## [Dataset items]
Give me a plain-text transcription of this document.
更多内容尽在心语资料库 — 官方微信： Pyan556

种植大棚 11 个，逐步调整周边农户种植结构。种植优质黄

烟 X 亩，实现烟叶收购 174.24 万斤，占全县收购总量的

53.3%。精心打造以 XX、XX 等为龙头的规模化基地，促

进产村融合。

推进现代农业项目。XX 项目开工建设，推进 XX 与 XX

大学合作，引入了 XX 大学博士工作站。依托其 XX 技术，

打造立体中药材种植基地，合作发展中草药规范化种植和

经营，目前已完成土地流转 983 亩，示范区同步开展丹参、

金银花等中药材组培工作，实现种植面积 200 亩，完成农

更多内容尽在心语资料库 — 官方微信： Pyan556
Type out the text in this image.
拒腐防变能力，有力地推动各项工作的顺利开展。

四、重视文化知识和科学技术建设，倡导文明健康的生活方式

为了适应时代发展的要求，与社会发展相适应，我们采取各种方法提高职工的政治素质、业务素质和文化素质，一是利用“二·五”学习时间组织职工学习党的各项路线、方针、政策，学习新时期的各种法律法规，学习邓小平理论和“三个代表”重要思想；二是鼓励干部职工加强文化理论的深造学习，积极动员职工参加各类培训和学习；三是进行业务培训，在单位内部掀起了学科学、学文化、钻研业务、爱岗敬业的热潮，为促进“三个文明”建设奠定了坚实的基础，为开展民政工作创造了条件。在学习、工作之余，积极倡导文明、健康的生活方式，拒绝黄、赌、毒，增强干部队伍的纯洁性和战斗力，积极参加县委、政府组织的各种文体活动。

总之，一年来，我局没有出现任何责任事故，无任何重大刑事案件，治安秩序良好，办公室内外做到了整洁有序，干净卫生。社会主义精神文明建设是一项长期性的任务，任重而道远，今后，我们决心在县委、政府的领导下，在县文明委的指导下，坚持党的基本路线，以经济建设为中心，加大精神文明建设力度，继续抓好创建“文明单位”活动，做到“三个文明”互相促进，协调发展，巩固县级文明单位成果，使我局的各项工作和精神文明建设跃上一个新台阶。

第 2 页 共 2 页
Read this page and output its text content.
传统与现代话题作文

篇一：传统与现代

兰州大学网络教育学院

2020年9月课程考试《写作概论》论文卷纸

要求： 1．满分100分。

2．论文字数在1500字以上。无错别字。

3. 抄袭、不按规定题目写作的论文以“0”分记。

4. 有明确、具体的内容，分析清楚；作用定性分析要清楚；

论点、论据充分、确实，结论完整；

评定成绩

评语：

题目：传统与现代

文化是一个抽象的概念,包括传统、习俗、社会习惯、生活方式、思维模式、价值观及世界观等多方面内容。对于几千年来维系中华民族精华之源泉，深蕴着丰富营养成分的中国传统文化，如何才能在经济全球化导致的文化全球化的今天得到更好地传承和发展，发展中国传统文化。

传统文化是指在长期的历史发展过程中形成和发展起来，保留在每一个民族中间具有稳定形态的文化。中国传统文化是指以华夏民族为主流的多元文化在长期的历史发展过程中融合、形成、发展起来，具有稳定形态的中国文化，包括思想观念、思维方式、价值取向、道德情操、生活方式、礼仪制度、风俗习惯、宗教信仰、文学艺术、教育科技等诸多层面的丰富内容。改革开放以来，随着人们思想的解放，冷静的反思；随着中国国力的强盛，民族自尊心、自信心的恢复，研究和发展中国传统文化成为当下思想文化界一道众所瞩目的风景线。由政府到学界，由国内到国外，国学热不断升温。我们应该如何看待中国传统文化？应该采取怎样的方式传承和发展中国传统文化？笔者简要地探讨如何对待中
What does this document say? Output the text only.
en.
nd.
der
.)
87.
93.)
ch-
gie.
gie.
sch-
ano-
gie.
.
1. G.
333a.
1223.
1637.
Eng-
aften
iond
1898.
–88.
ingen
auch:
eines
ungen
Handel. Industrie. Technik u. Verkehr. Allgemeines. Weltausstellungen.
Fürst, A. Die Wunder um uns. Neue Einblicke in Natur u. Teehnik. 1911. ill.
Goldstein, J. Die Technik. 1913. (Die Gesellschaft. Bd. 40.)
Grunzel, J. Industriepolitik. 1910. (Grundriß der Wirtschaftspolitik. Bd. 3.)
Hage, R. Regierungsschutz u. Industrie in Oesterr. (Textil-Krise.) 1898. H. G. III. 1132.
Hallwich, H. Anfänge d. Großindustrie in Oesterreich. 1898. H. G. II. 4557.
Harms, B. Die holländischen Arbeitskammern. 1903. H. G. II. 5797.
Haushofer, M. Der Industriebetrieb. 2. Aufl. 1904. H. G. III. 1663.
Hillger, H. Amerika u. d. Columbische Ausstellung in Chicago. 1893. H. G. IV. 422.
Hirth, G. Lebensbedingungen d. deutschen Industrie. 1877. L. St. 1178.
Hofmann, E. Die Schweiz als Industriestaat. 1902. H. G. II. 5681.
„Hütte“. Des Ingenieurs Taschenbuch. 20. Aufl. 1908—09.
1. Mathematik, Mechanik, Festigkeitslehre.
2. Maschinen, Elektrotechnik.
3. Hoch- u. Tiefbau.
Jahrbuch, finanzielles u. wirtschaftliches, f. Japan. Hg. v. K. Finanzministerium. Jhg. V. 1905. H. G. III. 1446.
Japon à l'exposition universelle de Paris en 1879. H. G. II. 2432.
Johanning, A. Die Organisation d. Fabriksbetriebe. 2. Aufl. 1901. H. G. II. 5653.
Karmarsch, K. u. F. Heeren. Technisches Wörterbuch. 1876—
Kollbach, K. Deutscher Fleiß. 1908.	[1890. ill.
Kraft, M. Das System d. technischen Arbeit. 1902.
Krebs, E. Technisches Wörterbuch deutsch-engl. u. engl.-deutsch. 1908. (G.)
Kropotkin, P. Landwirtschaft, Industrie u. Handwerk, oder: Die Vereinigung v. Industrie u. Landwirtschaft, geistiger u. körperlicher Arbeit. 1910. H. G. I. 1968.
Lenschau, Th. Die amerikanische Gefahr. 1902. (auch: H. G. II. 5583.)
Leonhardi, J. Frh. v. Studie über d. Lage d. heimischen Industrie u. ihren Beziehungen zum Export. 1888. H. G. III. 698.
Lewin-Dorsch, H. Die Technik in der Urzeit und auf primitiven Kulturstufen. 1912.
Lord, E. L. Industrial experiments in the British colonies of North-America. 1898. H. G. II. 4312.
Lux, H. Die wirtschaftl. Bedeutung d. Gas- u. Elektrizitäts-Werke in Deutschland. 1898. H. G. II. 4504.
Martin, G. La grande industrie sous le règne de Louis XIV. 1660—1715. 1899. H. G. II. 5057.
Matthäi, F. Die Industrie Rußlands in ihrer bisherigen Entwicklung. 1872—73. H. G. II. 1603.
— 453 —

## [STATED TASK]
Print back all the lines verbatim.

## [ANSWER FOR THE TASK]
Give me a plain-text transcription of this document.
更多内容尽在心语资料库 — 官方微信： Pyan556

种植大棚 11 个，逐步调整周边农户种植结构。种植优质黄

烟 X 亩，实现烟叶收购 174.24 万斤，占全县收购总量的

53.3%。精心打造以 XX、XX 等为龙头的规模化基地，促

进产村融合。

推进现代农业项目。XX 项目开工建设，推进 XX 与 XX

大学合作，引入了 XX 大学博士工作站。依托其 XX 技术，

打造立体中药材种植基地，合作发展中草药规范化种植和

经营，目前已完成土地流转 983 亩，示范区同步开展丹参、

金银花等中药材组培工作，实现种植面积 200 亩，完成农

更多内容尽在心语资料库 — 官方微信： Pyan556
Type out the text in this image.
拒腐防变能力，有力地推动各项工作的顺利开展。

四、重视文化知识和科学技术建设，倡导文明健康的生活方式

为了适应时代发展的要求，与社会发展相适应，我们采取各种方法提高职工的政治素质、业务素质和文化素质，一是利用“二·五”学习时间组织职工学习党的各项路线、方针、政策，学习新时期的各种法律法规，学习邓小平理论和“三个代表”重要思想；二是鼓励干部职工加强文化理论的深造学习，积极动员职工参加各类培训和学习；三是进行业务培训，在单位内部掀起了学科学、学文化、钻研业务、爱岗敬业的热潮，为促进“三个文明”建设奠定了坚实的基础，为开展民政工作创造了条件。在学习、工作之余，积极倡导文明、健康的生活方式，拒绝黄、赌、毒，增强干部队伍的纯洁性和战斗力，积极参加县委、政府组织的各种文体活动。

总之，一年来，我局没有出现任何责任事故，无任何重大刑事案件，治安秩序良好，办公室内外做到了整洁有序，干净卫生。社会主义精神文明建设是一项长期性的任务，任重而道远，今后，我们决心在县委、政府的领导下，在县文明委的指导下，坚持党的基本路线，以经济建设为中心，加大精神文明建设力度，继续抓好创建“文明单位”活动，做到“三个文明”互相促进，协调发展，巩固县级文明单位成果，使我局的各项工作和精神文明建设跃上一个新台阶。

第 2 页 共 2 页
Read this page and output its text content.
传统与现代话题作文

篇一：传统与现代

兰州大学网络教育学院

2020年9月课程考试《写作概论》论文卷纸

要求： 1．满分100分。

2．论文字数在1500字以上。无错别字。

3. 抄袭、不按规定题目写作的论文以“0”分记。

4. 有明确、具体的内容，分析清楚；作用定性分析要清楚；

论点、论据充分、确实，结论完整；

评定成绩

评语：

题目：传统与现代

文化是一个抽象的概念,包括传统、习俗、社会习惯、生活方式、思维模式、价值观及世界观等多方面内容。对于几千年来维系中华民族精华之源泉，深蕴着丰富营养成分的中国传统文化，如何才能在经济全球化导致的文化全球化的今天得到更好地传承和发展，发展中国传统文化。

传统文化是指在长期的历史发展过程中形成和发展起来，保留在每一个民族中间具有稳定形态的文化。中国传统文化是指以华夏民族为主流的多元文化在长期的历史发展过程中融合、形成、发展起来，具有稳定形态的中国文化，包括思想观念、思维方式、价值取向、道德情操、生活方式、礼仪制度、风俗习惯、宗教信仰、文学艺术、教育科技等诸多层面的丰富内容。改革开放以来，随着人们思想的解放，冷静的反思；随着中国国力的强盛，民族自尊心、自信心的恢复，研究和发展中国传统文化成为当下思想文化界一道众所瞩目的风景线。由政府到学界，由国内到国外，国学热不断升温。我们应该如何看待中国传统文化？应该采取怎样的方式传承和发展中国传统文化？笔者简要地探讨如何对待中
What does this document say? Output the text only.
en.
nd.
der
.)
87.
93.)
ch-
gie.
gie.
sch-
ano-
gie.
.
1. G.
333a.
1223.
1637.
Eng-
aften
iond
1898.
–88.
ingen
auch:
eines
ungen
Handel. Industrie. Technik u. Verkehr. Allgemeines. Weltausstellungen.
Fürst, A. Die Wunder um uns. Neue Einblicke in Natur u. Teehnik. 1911. ill.
Goldstein, J. Die Technik. 1913. (Die Gesellschaft. Bd. 40.)
Grunzel, J. Industriepolitik. 1910. (Grundriß der Wirtschaftspolitik. Bd. 3.)
Hage, R. Regierungsschutz u. Industrie in Oesterr. (Textil-Krise.) 1898. H. G. III. 1132.
Hallwich, H. Anfänge d. Großindustrie in Oesterreich. 1898. H. G. II. 4557.
Harms, B. Die holländischen Arbeitskammern. 1903. H. G. II. 5797.
Haushofer, M. Der Industriebetrieb. 2. Aufl. 1904. H. G. III. 1663.
Hillger, H. Amerika u. d. Columbische Ausstellung in Chicago. 1893. H. G. IV. 422.
Hirth, G. Lebensbedingungen d. deutschen Industrie. 1877. L. St. 1178.
Hofmann, E. Die Schweiz als Industriestaat. 1902. H. G. II. 5681.
„Hütte“. Des Ingenieurs Taschenbuch. 20. Aufl. 1908—09.
1. Mathematik, Mechanik, Festigkeitslehre.
2. Maschinen, Elektrotechnik.
3. Hoch- u. Tiefbau.
Jahrbuch, finanzielles u. wirtschaftliches, f. Japan. Hg. v. K. Finanzministerium. Jhg. V. 1905. H. G. III. 1446.
Japon à l'exposition universelle de Paris en 1879. H. G. II. 2432.
Johanning, A. Die Organisation d. Fabriksbetriebe. 2. Aufl. 1901. H. G. II. 5653.
Karmarsch, K. u. F. Heeren. Technisches Wörterbuch. 1876—
Kollbach, K. Deutscher Fleiß. 1908.	[1890. ill.
Kraft, M. Das System d. technischen Arbeit. 1902.
Krebs, E. Technisches Wörterbuch deutsch-engl. u. engl.-deutsch. 1908. (G.)
Kropotkin, P. Landwirtschaft, Industrie u. Handwerk, oder: Die Vereinigung v. Industrie u. Landwirtschaft, geistiger u. körperlicher Arbeit. 1910. H. G. I. 1968.
Lenschau, Th. Die amerikanische Gefahr. 1902. (auch: H. G. II. 5583.)
Leonhardi, J. Frh. v. Studie über d. Lage d. heimischen Industrie u. ihren Beziehungen zum Export. 1888. H. G. III. 698.
Lewin-Dorsch, H. Die Technik in der Urzeit und auf primitiven Kulturstufen. 1912.
Lord, E. L. Industrial experiments in the British colonies of North-America. 1898. H. G. II. 4312.
Lux, H. Die wirtschaftl. Bedeutung d. Gas- u. Elektrizitäts-Werke in Deutschland. 1898. H. G. II. 4504.
Martin, G. La grande industrie sous le règne de Louis XIV. 1660—1715. 1899. H. G. II. 5057.
Matthäi, F. Die Industrie Rußlands in ihrer bisherigen Entwicklung. 1872—73. H. G. II. 1603.
— 453 —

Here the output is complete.